• **EXERCISE REQUIREMENTS**:
Pull every line holding the string "label" from the records below.

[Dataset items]
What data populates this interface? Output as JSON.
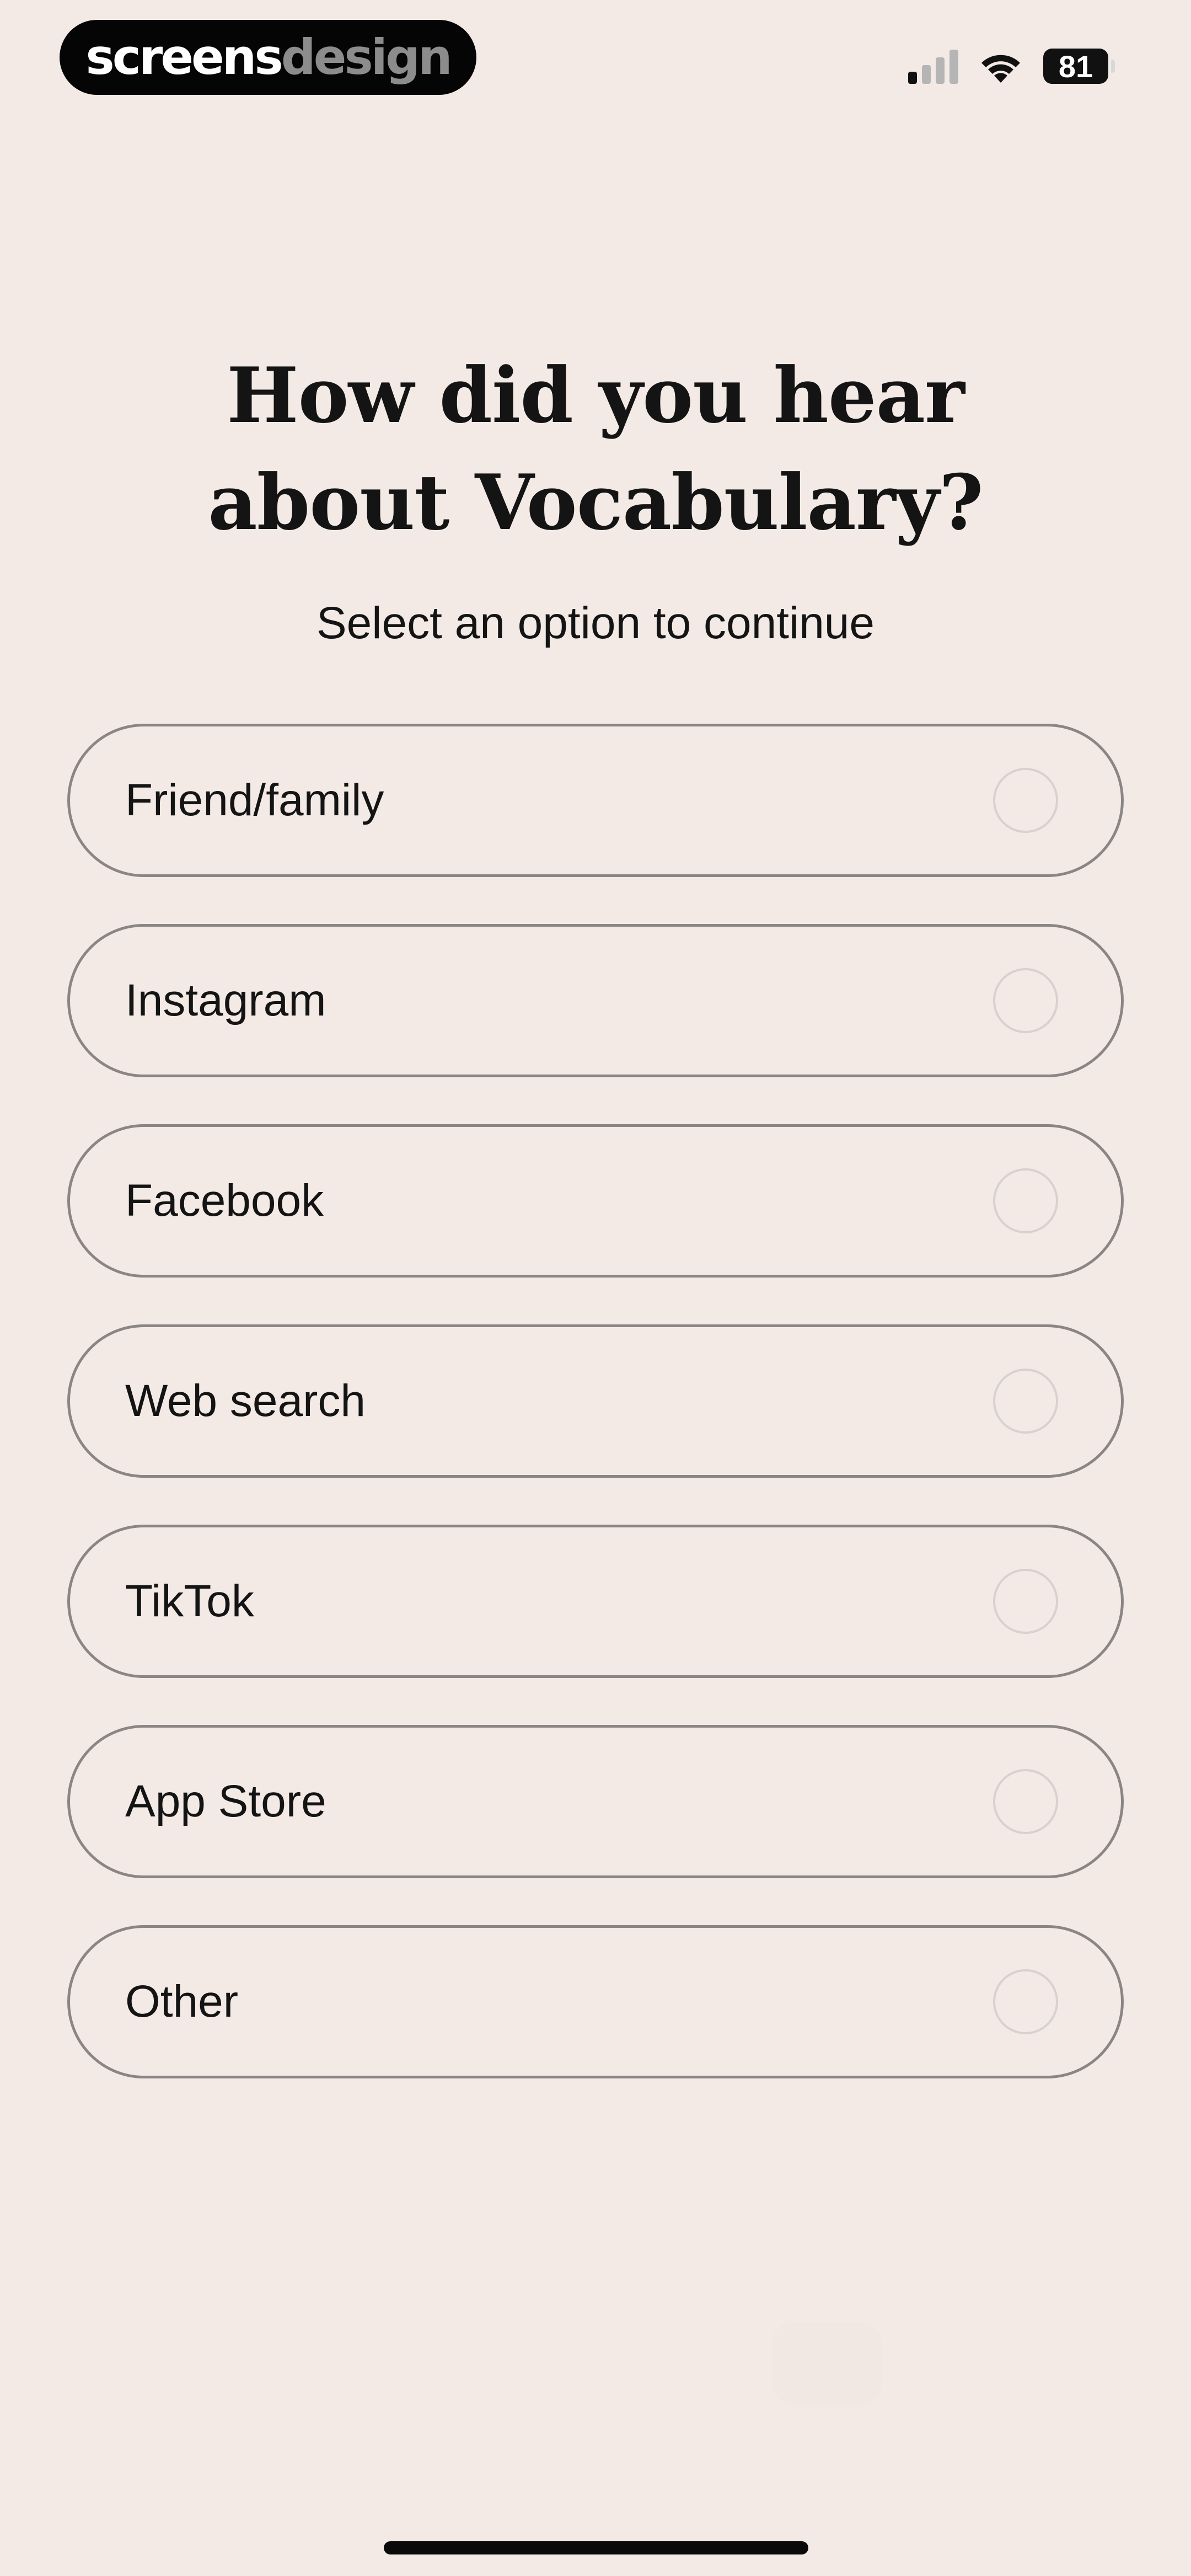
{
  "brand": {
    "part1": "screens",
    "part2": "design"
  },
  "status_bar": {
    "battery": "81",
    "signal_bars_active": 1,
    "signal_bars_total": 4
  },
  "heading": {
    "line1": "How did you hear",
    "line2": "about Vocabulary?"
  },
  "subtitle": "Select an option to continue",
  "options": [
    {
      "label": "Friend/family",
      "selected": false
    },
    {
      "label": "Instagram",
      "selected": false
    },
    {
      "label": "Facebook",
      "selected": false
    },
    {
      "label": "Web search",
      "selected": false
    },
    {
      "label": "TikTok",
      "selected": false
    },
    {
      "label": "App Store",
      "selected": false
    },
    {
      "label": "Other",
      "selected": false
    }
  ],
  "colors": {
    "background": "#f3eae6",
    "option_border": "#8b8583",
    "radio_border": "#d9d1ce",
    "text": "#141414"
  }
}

• **ANSWER TO THIS TASK**:
      "label": "Friend/family",
      "label": "Instagram",
      "label": "Facebook",
      "label": "Web search",
      "label": "TikTok",
      "label": "App Store",
      "label": "Other",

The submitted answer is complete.